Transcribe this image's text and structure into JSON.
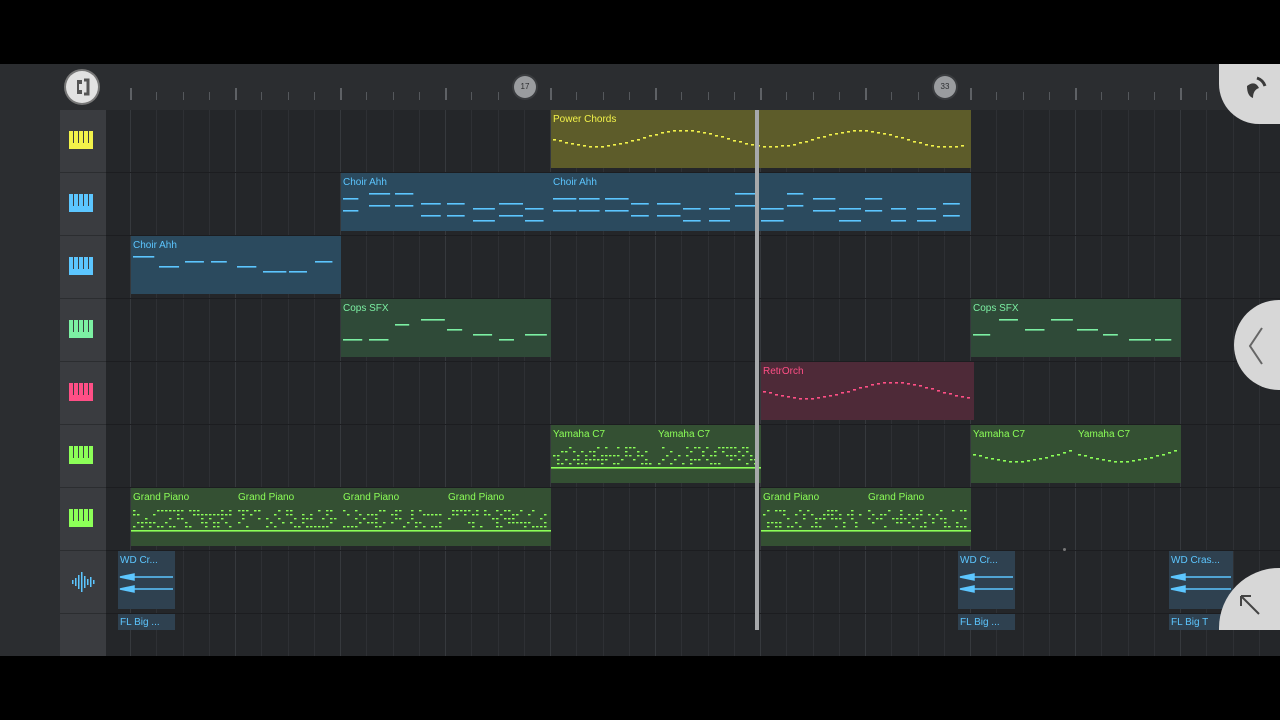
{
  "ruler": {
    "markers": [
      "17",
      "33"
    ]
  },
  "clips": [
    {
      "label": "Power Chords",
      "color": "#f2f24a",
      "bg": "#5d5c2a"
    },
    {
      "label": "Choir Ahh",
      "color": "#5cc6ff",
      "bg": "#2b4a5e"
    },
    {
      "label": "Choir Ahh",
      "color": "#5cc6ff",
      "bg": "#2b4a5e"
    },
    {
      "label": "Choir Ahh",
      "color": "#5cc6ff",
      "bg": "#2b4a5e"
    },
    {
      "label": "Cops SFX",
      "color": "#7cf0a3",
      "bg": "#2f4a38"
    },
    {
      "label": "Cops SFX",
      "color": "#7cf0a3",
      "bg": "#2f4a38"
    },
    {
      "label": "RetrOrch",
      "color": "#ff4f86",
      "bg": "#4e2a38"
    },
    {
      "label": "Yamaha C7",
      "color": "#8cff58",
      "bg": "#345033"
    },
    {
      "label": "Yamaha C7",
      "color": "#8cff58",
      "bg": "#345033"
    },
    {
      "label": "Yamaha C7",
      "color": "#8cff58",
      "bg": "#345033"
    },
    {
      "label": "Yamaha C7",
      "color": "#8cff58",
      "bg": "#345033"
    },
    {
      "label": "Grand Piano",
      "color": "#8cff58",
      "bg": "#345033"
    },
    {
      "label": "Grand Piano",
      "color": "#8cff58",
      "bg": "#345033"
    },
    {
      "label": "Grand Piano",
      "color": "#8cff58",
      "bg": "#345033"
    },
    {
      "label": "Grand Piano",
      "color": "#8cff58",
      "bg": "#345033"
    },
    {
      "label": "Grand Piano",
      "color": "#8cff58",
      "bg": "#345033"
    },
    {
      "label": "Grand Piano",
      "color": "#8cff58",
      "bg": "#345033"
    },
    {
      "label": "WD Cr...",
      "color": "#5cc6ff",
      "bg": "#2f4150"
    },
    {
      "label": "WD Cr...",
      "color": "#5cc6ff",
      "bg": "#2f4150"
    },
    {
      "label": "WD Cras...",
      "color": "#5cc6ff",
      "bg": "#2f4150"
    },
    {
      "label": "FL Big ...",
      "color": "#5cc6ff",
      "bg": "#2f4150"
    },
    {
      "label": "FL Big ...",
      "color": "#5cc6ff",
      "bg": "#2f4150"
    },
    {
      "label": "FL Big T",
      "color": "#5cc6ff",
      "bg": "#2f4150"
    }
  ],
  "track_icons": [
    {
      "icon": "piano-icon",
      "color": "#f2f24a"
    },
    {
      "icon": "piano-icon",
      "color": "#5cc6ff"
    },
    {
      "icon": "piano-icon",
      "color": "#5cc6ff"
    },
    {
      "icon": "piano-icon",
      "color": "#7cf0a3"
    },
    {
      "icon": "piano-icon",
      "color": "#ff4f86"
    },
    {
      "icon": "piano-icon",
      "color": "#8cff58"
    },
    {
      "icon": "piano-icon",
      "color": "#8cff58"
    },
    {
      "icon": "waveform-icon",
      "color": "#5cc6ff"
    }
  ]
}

...

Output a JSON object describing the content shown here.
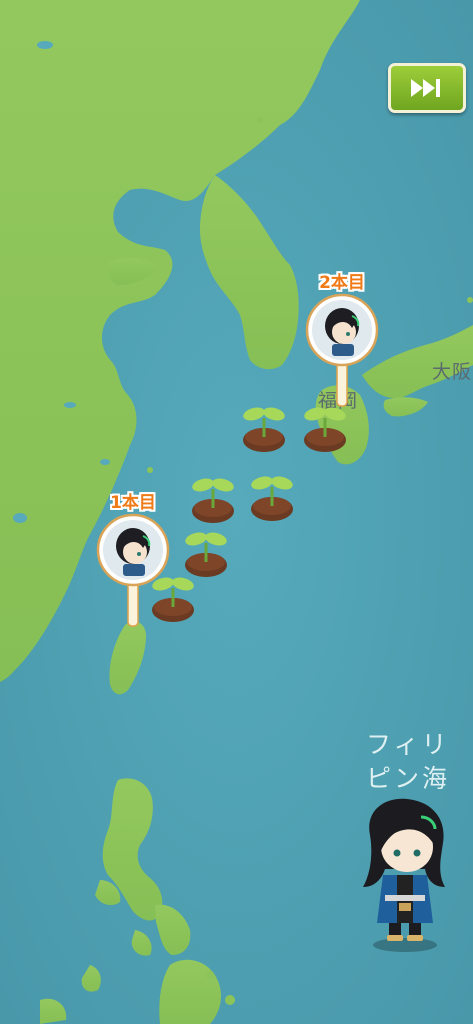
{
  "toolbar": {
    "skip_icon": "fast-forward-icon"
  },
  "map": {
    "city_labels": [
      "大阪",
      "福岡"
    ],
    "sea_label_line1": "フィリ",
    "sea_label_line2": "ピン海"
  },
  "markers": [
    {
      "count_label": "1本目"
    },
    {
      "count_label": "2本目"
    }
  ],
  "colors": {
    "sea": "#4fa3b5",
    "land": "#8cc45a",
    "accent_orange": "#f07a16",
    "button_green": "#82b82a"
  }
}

**Instruction:** Check each line of the data above for the word "JSON", then state how many lines have it. Give the number alone.

**Exercise output:** 2